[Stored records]
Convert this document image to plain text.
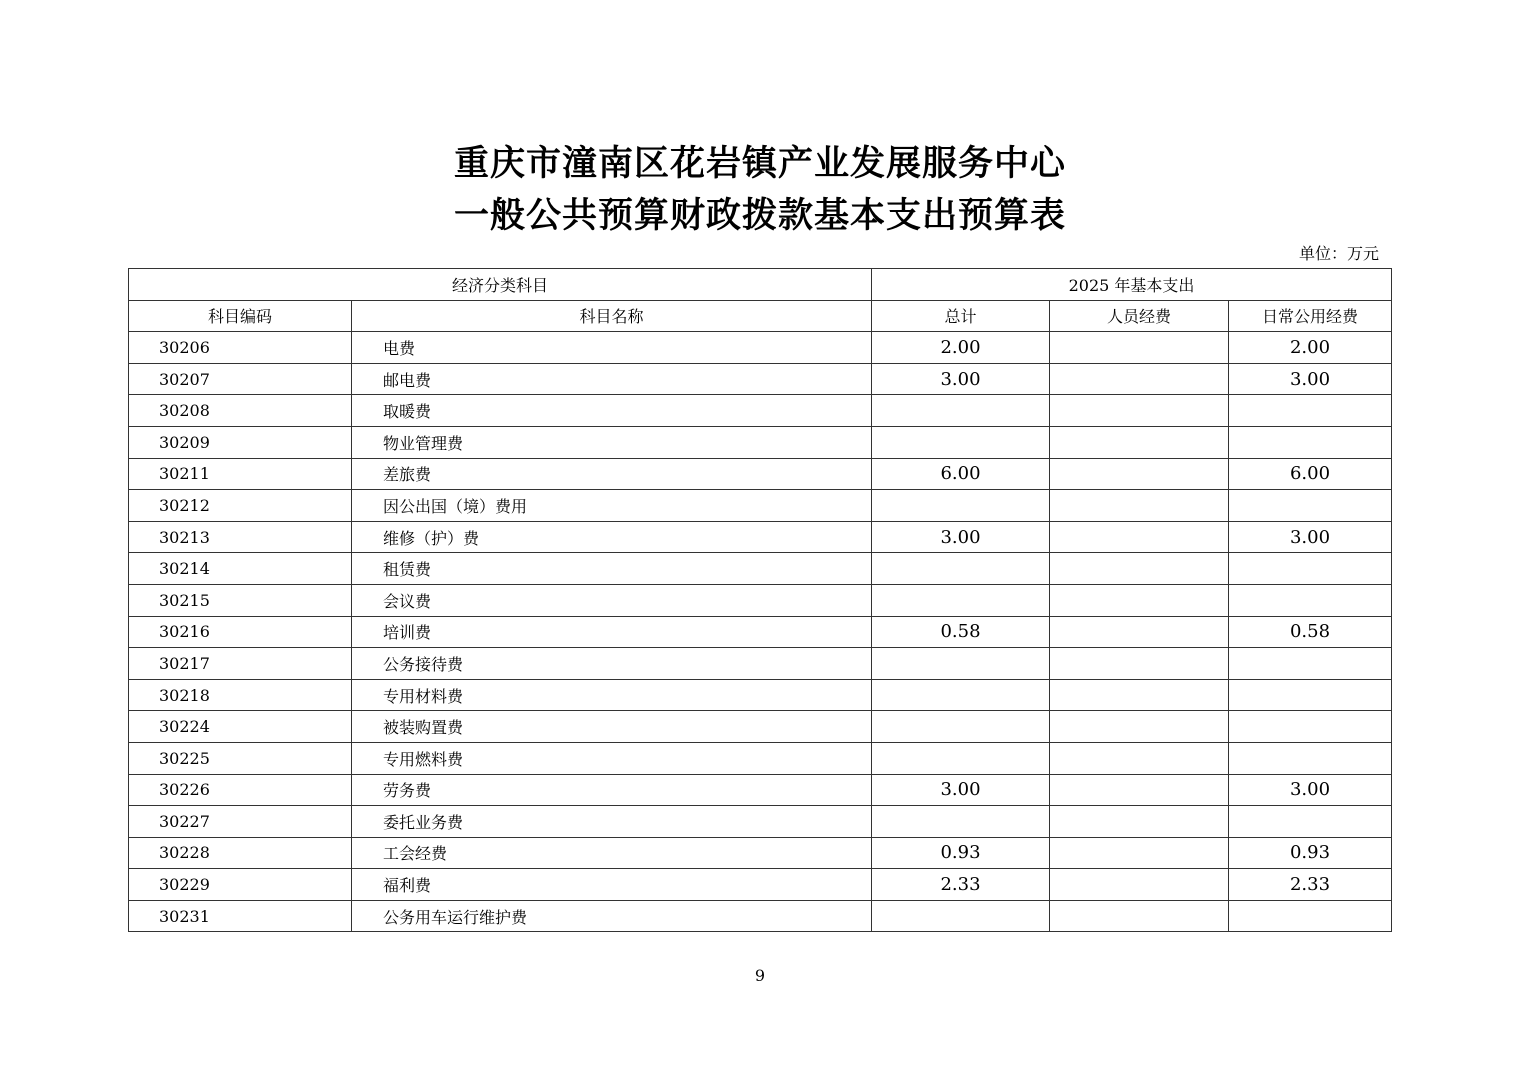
重庆市潼南区花岩镇产业发展服务中心
一般公共预算财政拨款基本支出预算表
单位：万元
经济分类科目		2025 年基本支出		
科目编码	科目名称	总计	人员经费	日常公用经费
30206	电费	2.00		2.00
30207	邮电费	3.00		3.00
30208	取暖费			
30209	物业管理费			
30211	差旅费	6.00		6.00
30212	因公出国（境）费用			
30213	维修（护）费	3.00		3.00
30214	租赁费			
30215	会议费			
30216	培训费	0.58		0.58
30217	公务接待费			
30218	专用材料费			
30224	被装购置费			
30225	专用燃料费			
30226	劳务费	3.00		3.00
30227	委托业务费			
30228	工会经费	0.93		0.93
30229	福利费	2.33		2.33
30231	公务用车运行维护费			
9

## Exercise description
Copy out the records above in full, exactly as written, but not the pictures.

## Response to the exercise
Convert this document image to plain text.
重庆市潼南区花岩镇产业发展服务中心
一般公共预算财政拨款基本支出预算表
单位：万元
经济分类科目		2025 年基本支出		
科目编码	科目名称	总计	人员经费	日常公用经费
30206	电费	2.00		2.00
30207	邮电费	3.00		3.00
30208	取暖费			
30209	物业管理费			
30211	差旅费	6.00		6.00
30212	因公出国（境）费用			
30213	维修（护）费	3.00		3.00
30214	租赁费			
30215	会议费			
30216	培训费	0.58		0.58
30217	公务接待费			
30218	专用材料费			
30224	被装购置费			
30225	专用燃料费			
30226	劳务费	3.00		3.00
30227	委托业务费			
30228	工会经费	0.93		0.93
30229	福利费	2.33		2.33
30231	公务用车运行维护费			
9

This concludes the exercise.